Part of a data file
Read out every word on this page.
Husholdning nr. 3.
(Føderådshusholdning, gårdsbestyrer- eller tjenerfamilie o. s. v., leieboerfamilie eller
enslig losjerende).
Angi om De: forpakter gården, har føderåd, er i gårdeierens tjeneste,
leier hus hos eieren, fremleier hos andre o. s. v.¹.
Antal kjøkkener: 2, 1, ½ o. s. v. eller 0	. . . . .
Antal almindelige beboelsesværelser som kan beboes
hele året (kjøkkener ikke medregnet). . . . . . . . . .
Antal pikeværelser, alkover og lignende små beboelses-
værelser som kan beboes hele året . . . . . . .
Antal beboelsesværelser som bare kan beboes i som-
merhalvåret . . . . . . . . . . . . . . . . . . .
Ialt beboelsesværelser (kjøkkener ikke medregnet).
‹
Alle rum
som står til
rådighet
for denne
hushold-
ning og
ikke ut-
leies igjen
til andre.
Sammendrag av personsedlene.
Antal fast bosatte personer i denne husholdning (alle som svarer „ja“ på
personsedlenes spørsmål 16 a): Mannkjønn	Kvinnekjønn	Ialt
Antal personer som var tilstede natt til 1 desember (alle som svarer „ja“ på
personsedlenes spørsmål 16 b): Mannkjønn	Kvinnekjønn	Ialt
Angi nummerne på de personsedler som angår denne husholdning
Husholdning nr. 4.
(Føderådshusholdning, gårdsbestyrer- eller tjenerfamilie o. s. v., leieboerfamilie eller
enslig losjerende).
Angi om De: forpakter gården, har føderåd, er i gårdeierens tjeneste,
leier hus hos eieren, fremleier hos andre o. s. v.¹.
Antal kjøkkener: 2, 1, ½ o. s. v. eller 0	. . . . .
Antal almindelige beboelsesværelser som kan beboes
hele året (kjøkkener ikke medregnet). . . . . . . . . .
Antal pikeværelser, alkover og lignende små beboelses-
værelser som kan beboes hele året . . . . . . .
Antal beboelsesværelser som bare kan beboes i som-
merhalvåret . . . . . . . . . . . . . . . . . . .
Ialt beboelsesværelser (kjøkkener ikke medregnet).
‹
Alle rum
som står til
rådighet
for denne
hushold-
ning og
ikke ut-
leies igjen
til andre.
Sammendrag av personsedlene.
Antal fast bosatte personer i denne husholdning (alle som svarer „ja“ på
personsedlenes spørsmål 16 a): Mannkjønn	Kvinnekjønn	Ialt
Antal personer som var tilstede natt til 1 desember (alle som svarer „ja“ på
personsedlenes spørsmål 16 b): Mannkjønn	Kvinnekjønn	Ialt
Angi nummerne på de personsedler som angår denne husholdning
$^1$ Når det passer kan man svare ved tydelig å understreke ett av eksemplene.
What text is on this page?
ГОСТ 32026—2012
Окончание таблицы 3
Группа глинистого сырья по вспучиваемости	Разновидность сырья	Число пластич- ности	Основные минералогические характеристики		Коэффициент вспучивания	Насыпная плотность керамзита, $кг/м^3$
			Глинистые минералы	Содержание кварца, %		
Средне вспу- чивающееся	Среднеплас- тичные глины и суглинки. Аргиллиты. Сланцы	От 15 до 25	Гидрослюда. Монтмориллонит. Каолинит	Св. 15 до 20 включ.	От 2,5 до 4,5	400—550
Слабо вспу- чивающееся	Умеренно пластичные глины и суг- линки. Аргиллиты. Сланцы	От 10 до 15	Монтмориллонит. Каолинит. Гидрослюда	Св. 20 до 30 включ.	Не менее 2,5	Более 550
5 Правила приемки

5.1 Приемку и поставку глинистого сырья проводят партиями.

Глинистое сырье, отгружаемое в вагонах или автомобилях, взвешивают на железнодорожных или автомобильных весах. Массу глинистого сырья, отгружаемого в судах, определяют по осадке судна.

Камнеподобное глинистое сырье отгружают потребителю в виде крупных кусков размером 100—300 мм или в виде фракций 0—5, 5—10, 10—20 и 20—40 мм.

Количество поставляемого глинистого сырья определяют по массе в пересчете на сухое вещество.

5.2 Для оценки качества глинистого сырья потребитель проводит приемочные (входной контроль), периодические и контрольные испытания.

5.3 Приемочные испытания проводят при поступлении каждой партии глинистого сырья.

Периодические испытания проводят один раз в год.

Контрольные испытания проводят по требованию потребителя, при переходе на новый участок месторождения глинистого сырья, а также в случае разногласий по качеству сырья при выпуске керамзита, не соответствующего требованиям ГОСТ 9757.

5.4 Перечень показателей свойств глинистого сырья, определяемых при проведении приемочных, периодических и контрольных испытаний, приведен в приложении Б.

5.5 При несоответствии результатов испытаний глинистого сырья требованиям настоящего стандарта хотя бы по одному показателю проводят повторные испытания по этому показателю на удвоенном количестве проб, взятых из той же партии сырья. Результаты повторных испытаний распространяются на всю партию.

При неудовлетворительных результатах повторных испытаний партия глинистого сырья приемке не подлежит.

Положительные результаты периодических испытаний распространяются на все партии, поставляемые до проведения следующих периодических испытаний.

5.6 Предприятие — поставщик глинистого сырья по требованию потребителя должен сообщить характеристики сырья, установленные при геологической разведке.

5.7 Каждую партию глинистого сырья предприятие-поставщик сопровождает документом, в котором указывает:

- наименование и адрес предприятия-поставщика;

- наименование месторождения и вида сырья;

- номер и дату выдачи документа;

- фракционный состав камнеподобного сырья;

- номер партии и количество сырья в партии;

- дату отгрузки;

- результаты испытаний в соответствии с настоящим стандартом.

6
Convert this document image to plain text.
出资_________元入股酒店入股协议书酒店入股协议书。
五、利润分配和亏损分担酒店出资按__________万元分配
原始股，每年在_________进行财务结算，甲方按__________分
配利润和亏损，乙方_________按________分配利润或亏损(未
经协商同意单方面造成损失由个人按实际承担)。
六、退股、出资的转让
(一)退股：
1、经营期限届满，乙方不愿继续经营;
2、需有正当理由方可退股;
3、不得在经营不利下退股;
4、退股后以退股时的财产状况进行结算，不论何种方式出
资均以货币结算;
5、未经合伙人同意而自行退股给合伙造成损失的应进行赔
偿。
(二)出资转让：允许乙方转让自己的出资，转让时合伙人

- **WHAT THIS TASK INVOLVES**
Each line above is to be repeated exactly.

- **ANSWER FOR THE TASK**
Read out every word on this page.
Husholdning nr. 3.
(Føderådshusholdning, gårdsbestyrer- eller tjenerfamilie o. s. v., leieboerfamilie eller
enslig losjerende).
Angi om De: forpakter gården, har føderåd, er i gårdeierens tjeneste,
leier hus hos eieren, fremleier hos andre o. s. v.¹.
Antal kjøkkener: 2, 1, ½ o. s. v. eller 0	. . . . .
Antal almindelige beboelsesværelser som kan beboes
hele året (kjøkkener ikke medregnet). . . . . . . . . .
Antal pikeværelser, alkover og lignende små beboelses-
værelser som kan beboes hele året . . . . . . .
Antal beboelsesværelser som bare kan beboes i som-
merhalvåret . . . . . . . . . . . . . . . . . . .
Ialt beboelsesværelser (kjøkkener ikke medregnet).
‹
Alle rum
som står til
rådighet
for denne
hushold-
ning og
ikke ut-
leies igjen
til andre.
Sammendrag av personsedlene.
Antal fast bosatte personer i denne husholdning (alle som svarer „ja“ på
personsedlenes spørsmål 16 a): Mannkjønn	Kvinnekjønn	Ialt
Antal personer som var tilstede natt til 1 desember (alle som svarer „ja“ på
personsedlenes spørsmål 16 b): Mannkjønn	Kvinnekjønn	Ialt
Angi nummerne på de personsedler som angår denne husholdning
Husholdning nr. 4.
(Føderådshusholdning, gårdsbestyrer- eller tjenerfamilie o. s. v., leieboerfamilie eller
enslig losjerende).
Angi om De: forpakter gården, har føderåd, er i gårdeierens tjeneste,
leier hus hos eieren, fremleier hos andre o. s. v.¹.
Antal kjøkkener: 2, 1, ½ o. s. v. eller 0	. . . . .
Antal almindelige beboelsesværelser som kan beboes
hele året (kjøkkener ikke medregnet). . . . . . . . . .
Antal pikeværelser, alkover og lignende små beboelses-
værelser som kan beboes hele året . . . . . . .
Antal beboelsesværelser som bare kan beboes i som-
merhalvåret . . . . . . . . . . . . . . . . . . .
Ialt beboelsesværelser (kjøkkener ikke medregnet).
‹
Alle rum
som står til
rådighet
for denne
hushold-
ning og
ikke ut-
leies igjen
til andre.
Sammendrag av personsedlene.
Antal fast bosatte personer i denne husholdning (alle som svarer „ja“ på
personsedlenes spørsmål 16 a): Mannkjønn	Kvinnekjønn	Ialt
Antal personer som var tilstede natt til 1 desember (alle som svarer „ja“ på
personsedlenes spørsmål 16 b): Mannkjønn	Kvinnekjønn	Ialt
Angi nummerne på de personsedler som angår denne husholdning
$^1$ Når det passer kan man svare ved tydelig å understreke ett av eksemplene.
What text is on this page?
ГОСТ 32026—2012
Окончание таблицы 3
Группа глинистого сырья по вспучиваемости	Разновидность сырья	Число пластич- ности	Основные минералогические характеристики		Коэффициент вспучивания	Насыпная плотность керамзита, $кг/м^3$
			Глинистые минералы	Содержание кварца, %		
Средне вспу- чивающееся	Среднеплас- тичные глины и суглинки. Аргиллиты. Сланцы	От 15 до 25	Гидрослюда. Монтмориллонит. Каолинит	Св. 15 до 20 включ.	От 2,5 до 4,5	400—550
Слабо вспу- чивающееся	Умеренно пластичные глины и суг- линки. Аргиллиты. Сланцы	От 10 до 15	Монтмориллонит. Каолинит. Гидрослюда	Св. 20 до 30 включ.	Не менее 2,5	Более 550
5 Правила приемки

5.1 Приемку и поставку глинистого сырья проводят партиями.

Глинистое сырье, отгружаемое в вагонах или автомобилях, взвешивают на железнодорожных или автомобильных весах. Массу глинистого сырья, отгружаемого в судах, определяют по осадке судна.

Камнеподобное глинистое сырье отгружают потребителю в виде крупных кусков размером 100—300 мм или в виде фракций 0—5, 5—10, 10—20 и 20—40 мм.

Количество поставляемого глинистого сырья определяют по массе в пересчете на сухое вещество.

5.2 Для оценки качества глинистого сырья потребитель проводит приемочные (входной контроль), периодические и контрольные испытания.

5.3 Приемочные испытания проводят при поступлении каждой партии глинистого сырья.

Периодические испытания проводят один раз в год.

Контрольные испытания проводят по требованию потребителя, при переходе на новый участок месторождения глинистого сырья, а также в случае разногласий по качеству сырья при выпуске керамзита, не соответствующего требованиям ГОСТ 9757.

5.4 Перечень показателей свойств глинистого сырья, определяемых при проведении приемочных, периодических и контрольных испытаний, приведен в приложении Б.

5.5 При несоответствии результатов испытаний глинистого сырья требованиям настоящего стандарта хотя бы по одному показателю проводят повторные испытания по этому показателю на удвоенном количестве проб, взятых из той же партии сырья. Результаты повторных испытаний распространяются на всю партию.

При неудовлетворительных результатах повторных испытаний партия глинистого сырья приемке не подлежит.

Положительные результаты периодических испытаний распространяются на все партии, поставляемые до проведения следующих периодических испытаний.

5.6 Предприятие — поставщик глинистого сырья по требованию потребителя должен сообщить характеристики сырья, установленные при геологической разведке.

5.7 Каждую партию глинистого сырья предприятие-поставщик сопровождает документом, в котором указывает:

- наименование и адрес предприятия-поставщика;

- наименование месторождения и вида сырья;

- номер и дату выдачи документа;

- фракционный состав камнеподобного сырья;

- номер партии и количество сырья в партии;

- дату отгрузки;

- результаты испытаний в соответствии с настоящим стандартом.

6
Convert this document image to plain text.
出资_________元入股酒店入股协议书酒店入股协议书。
五、利润分配和亏损分担酒店出资按__________万元分配
原始股，每年在_________进行财务结算，甲方按__________分
配利润和亏损，乙方_________按________分配利润或亏损(未
经协商同意单方面造成损失由个人按实际承担)。
六、退股、出资的转让
(一)退股：
1、经营期限届满，乙方不愿继续经营;
2、需有正当理由方可退股;
3、不得在经营不利下退股;
4、退股后以退股时的财产状况进行结算，不论何种方式出
资均以货币结算;
5、未经合伙人同意而自行退股给合伙造成损失的应进行赔
偿。
(二)出资转让：允许乙方转让自己的出资，转让时合伙人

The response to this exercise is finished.